>>>>
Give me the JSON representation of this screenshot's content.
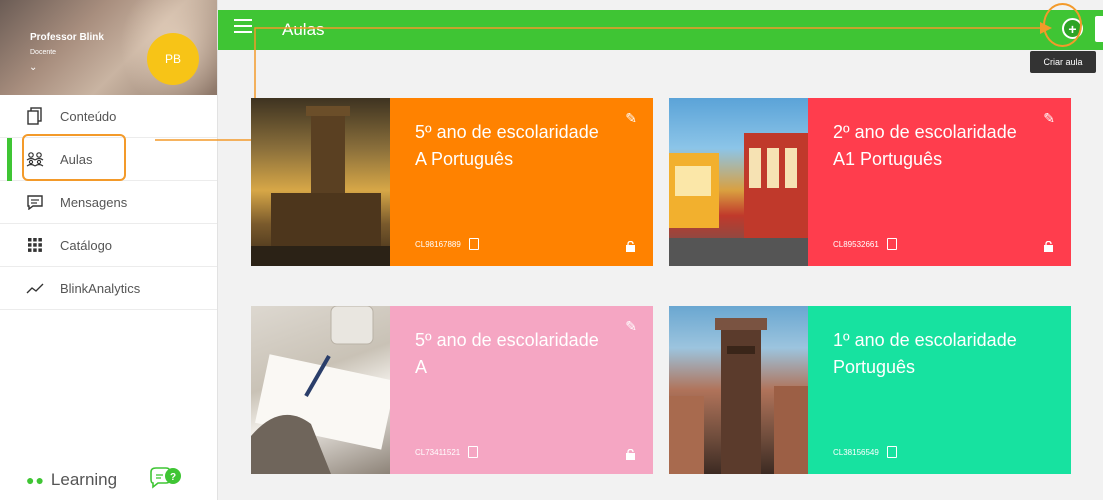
{
  "sidebar": {
    "profile": {
      "name": "Professor Blink",
      "role": "Docente",
      "initials": "PB",
      "chevron": "⌄"
    },
    "items": [
      {
        "label": "Conteúdo",
        "icon": "copy-icon",
        "active": false
      },
      {
        "label": "Aulas",
        "icon": "users-icon",
        "active": true
      },
      {
        "label": "Mensagens",
        "icon": "message-icon",
        "active": false
      },
      {
        "label": "Catálogo",
        "icon": "grid-icon",
        "active": false
      },
      {
        "label": "BlinkAnalytics",
        "icon": "trend-icon",
        "active": false
      }
    ],
    "brand": {
      "dots": "●●",
      "label": "Learning"
    }
  },
  "header": {
    "title": "Aulas",
    "add_symbol": "+",
    "tooltip": "Criar aula"
  },
  "cards": [
    {
      "title_line1": "5º ano de escolaridade",
      "title_line2": "A Português",
      "code": "CL98167889",
      "color": "#ff8200"
    },
    {
      "title_line1": "2º ano de escolaridade",
      "title_line2": "A1 Português",
      "code": "CL89532661",
      "color": "#ff3d4d"
    },
    {
      "title_line1": "5º ano de escolaridade",
      "title_line2": "A",
      "code": "CL73411521",
      "color": "#f5a6c3"
    },
    {
      "title_line1": "1º ano de escolaridade",
      "title_line2": "Português",
      "code": "CL38156549",
      "color": "#17e2a0"
    }
  ],
  "colors": {
    "accent": "#3fc534",
    "annotation": "#f39a2a",
    "tooltip_bg": "#333333"
  }
}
<<<<
- DIRECTIVE -
Each record above should be copied character for character, with pictures dropped.

- THE SOLUTION -
Give me the JSON representation of this screenshot's content.
{
  "sidebar": {
    "profile": {
      "name": "Professor Blink",
      "role": "Docente",
      "initials": "PB",
      "chevron": "⌄"
    },
    "items": [
      {
        "label": "Conteúdo",
        "icon": "copy-icon",
        "active": false
      },
      {
        "label": "Aulas",
        "icon": "users-icon",
        "active": true
      },
      {
        "label": "Mensagens",
        "icon": "message-icon",
        "active": false
      },
      {
        "label": "Catálogo",
        "icon": "grid-icon",
        "active": false
      },
      {
        "label": "BlinkAnalytics",
        "icon": "trend-icon",
        "active": false
      }
    ],
    "brand": {
      "dots": "●●",
      "label": "Learning"
    }
  },
  "header": {
    "title": "Aulas",
    "add_symbol": "+",
    "tooltip": "Criar aula"
  },
  "cards": [
    {
      "title_line1": "5º ano de escolaridade",
      "title_line2": "A Português",
      "code": "CL98167889",
      "color": "#ff8200"
    },
    {
      "title_line1": "2º ano de escolaridade",
      "title_line2": "A1 Português",
      "code": "CL89532661",
      "color": "#ff3d4d"
    },
    {
      "title_line1": "5º ano de escolaridade",
      "title_line2": "A",
      "code": "CL73411521",
      "color": "#f5a6c3"
    },
    {
      "title_line1": "1º ano de escolaridade",
      "title_line2": "Português",
      "code": "CL38156549",
      "color": "#17e2a0"
    }
  ],
  "colors": {
    "accent": "#3fc534",
    "annotation": "#f39a2a",
    "tooltip_bg": "#333333"
  }
}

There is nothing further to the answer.